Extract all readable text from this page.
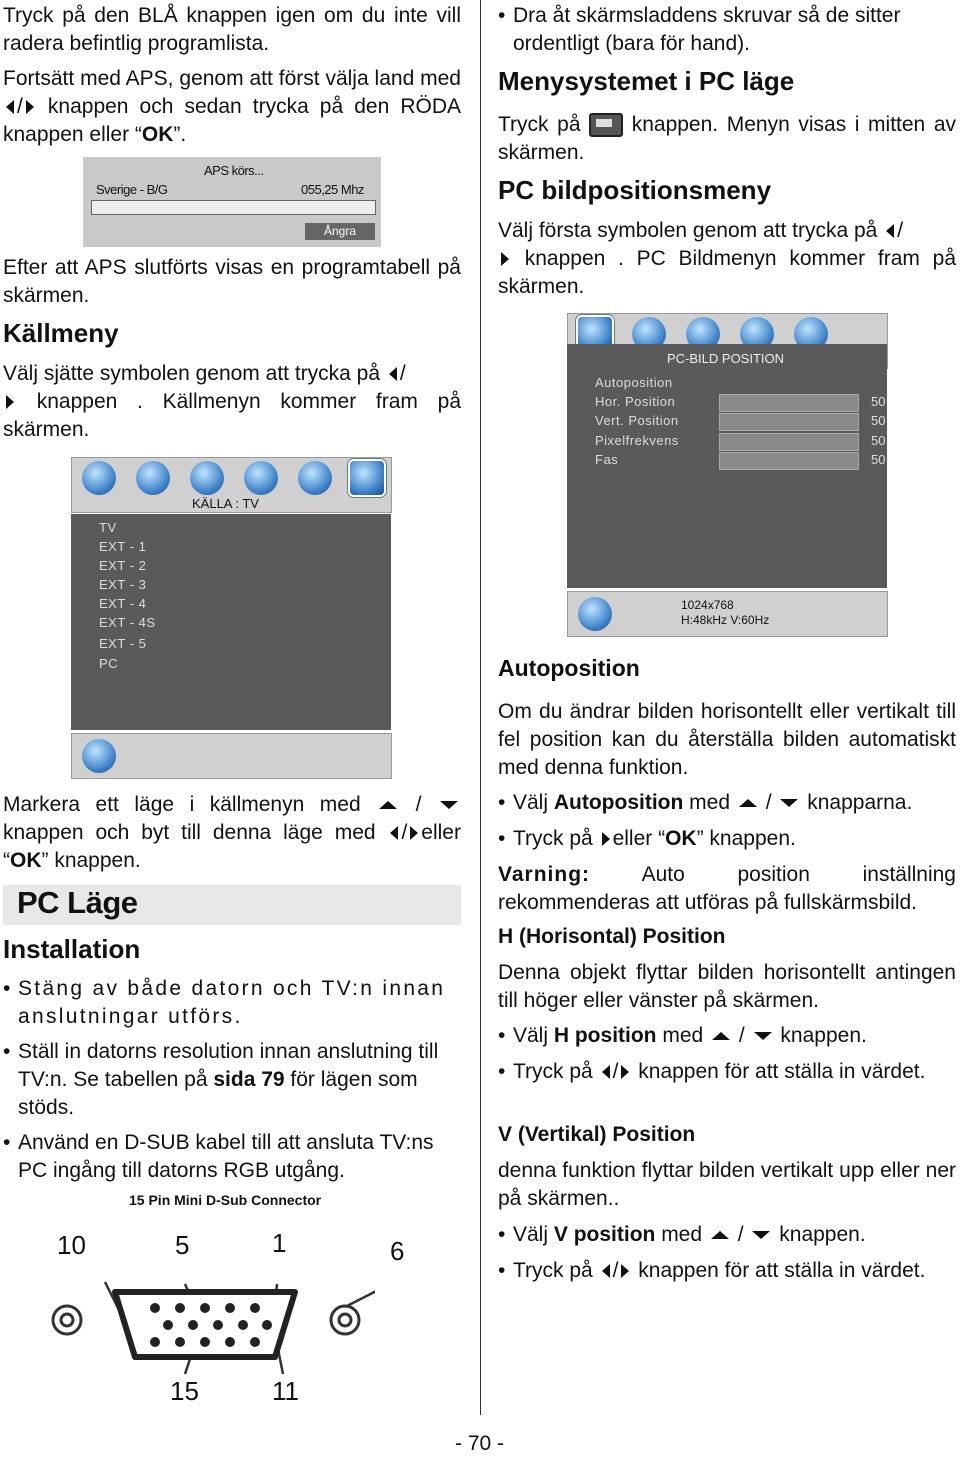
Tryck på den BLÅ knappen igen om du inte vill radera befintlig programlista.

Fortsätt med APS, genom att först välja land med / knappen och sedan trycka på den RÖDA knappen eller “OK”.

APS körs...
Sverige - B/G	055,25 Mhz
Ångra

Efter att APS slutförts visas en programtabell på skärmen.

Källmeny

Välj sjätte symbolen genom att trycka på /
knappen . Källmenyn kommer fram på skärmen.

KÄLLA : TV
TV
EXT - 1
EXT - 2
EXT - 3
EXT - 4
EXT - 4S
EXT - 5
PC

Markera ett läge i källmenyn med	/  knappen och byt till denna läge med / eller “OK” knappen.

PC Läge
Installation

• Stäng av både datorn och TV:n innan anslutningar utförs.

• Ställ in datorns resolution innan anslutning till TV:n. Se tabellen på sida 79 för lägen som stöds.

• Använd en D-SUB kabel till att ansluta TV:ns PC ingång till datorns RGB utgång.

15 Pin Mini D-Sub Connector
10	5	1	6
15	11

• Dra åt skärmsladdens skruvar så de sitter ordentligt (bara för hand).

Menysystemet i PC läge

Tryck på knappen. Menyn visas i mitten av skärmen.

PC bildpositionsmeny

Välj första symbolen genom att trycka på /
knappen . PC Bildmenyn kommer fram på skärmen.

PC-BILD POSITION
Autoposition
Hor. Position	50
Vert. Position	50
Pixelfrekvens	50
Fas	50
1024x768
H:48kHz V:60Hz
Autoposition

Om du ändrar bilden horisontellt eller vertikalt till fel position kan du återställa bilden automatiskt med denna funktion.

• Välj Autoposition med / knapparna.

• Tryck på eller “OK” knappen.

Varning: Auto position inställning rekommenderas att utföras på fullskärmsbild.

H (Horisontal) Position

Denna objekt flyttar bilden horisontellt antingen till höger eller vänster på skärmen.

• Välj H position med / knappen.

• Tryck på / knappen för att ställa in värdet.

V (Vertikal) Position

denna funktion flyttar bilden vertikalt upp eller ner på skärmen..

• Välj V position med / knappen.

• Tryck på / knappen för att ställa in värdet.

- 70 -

◆ ◆ ◆ ◆ ◆

EXERCISE. Print all of the records shown above exactly, leaving out each picture.

TASK SOLUTION.
Extract all readable text from this page.
Tryck på den BLÅ knappen igen om du inte vill radera befintlig programlista.

Fortsätt med APS, genom att först välja land med / knappen och sedan trycka på den RÖDA knappen eller “OK”.

APS körs...
Sverige - B/G	055,25 Mhz
Ångra

Efter att APS slutförts visas en programtabell på skärmen.

Källmeny

Välj sjätte symbolen genom att trycka på /
knappen . Källmenyn kommer fram på skärmen.

KÄLLA : TV
TV
EXT - 1
EXT - 2
EXT - 3
EXT - 4
EXT - 4S
EXT - 5
PC

Markera ett läge i källmenyn med	/  knappen och byt till denna läge med / eller “OK” knappen.

PC Läge
Installation

• Stäng av både datorn och TV:n innan anslutningar utförs.

• Ställ in datorns resolution innan anslutning till TV:n. Se tabellen på sida 79 för lägen som stöds.

• Använd en D-SUB kabel till att ansluta TV:ns PC ingång till datorns RGB utgång.

15 Pin Mini D-Sub Connector
10	5	1	6
15	11

• Dra åt skärmsladdens skruvar så de sitter ordentligt (bara för hand).

Menysystemet i PC läge

Tryck på knappen. Menyn visas i mitten av skärmen.

PC bildpositionsmeny

Välj första symbolen genom att trycka på /
knappen . PC Bildmenyn kommer fram på skärmen.

PC-BILD POSITION
Autoposition
Hor. Position	50
Vert. Position	50
Pixelfrekvens	50
Fas	50
1024x768
H:48kHz V:60Hz
Autoposition

Om du ändrar bilden horisontellt eller vertikalt till fel position kan du återställa bilden automatiskt med denna funktion.

• Välj Autoposition med / knapparna.

• Tryck på eller “OK” knappen.

Varning: Auto position inställning rekommenderas att utföras på fullskärmsbild.

H (Horisontal) Position

Denna objekt flyttar bilden horisontellt antingen till höger eller vänster på skärmen.

• Välj H position med / knappen.

• Tryck på / knappen för att ställa in värdet.

V (Vertikal) Position

denna funktion flyttar bilden vertikalt upp eller ner på skärmen..

• Välj V position med / knappen.

• Tryck på / knappen för att ställa in värdet.

- 70 -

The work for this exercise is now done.